• _Task prompt_: Only lines holding the word "Humedales" should be copied from the material.

• _Records provided_:

▬▬▬

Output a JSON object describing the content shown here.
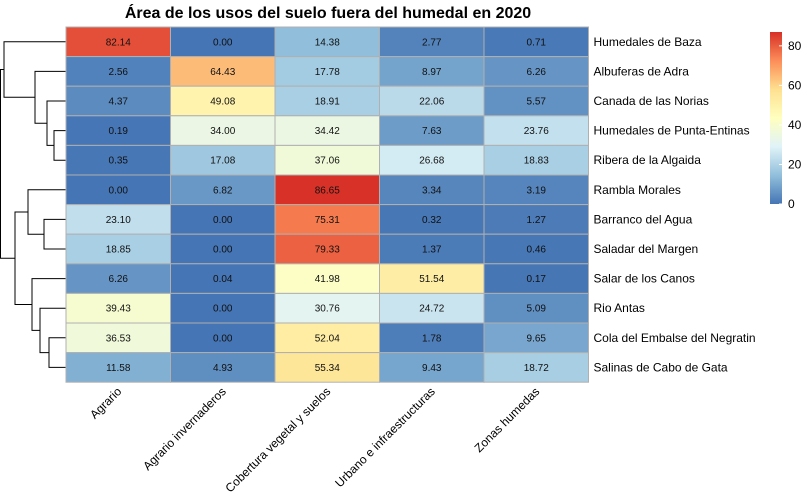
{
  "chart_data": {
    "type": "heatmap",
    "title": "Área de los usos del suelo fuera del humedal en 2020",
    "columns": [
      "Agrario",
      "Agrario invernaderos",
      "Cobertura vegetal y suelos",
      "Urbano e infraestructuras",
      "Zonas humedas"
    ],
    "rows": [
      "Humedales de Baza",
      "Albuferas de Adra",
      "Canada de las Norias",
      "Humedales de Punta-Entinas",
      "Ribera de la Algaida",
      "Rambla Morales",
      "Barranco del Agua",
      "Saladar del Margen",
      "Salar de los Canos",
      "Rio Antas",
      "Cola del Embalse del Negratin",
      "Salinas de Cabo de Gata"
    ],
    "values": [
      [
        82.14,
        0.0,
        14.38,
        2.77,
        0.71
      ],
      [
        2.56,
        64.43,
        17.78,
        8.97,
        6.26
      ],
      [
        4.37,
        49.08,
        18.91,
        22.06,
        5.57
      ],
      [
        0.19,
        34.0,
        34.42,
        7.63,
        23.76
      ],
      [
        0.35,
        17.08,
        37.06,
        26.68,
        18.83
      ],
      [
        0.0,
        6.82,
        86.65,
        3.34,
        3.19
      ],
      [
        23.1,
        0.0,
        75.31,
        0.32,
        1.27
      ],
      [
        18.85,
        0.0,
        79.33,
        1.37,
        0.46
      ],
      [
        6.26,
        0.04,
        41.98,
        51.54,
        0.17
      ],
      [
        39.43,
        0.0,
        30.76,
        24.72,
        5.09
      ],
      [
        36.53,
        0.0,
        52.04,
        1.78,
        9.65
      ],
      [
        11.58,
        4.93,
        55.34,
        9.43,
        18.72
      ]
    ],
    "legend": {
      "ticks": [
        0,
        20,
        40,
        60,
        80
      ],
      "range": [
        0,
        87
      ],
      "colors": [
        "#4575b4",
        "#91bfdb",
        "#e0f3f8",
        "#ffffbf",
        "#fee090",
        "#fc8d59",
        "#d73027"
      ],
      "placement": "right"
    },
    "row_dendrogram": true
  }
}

▬▬▬

• _Written response_:
      "Humedales de Baza",
      "Humedales de Punta-Entinas",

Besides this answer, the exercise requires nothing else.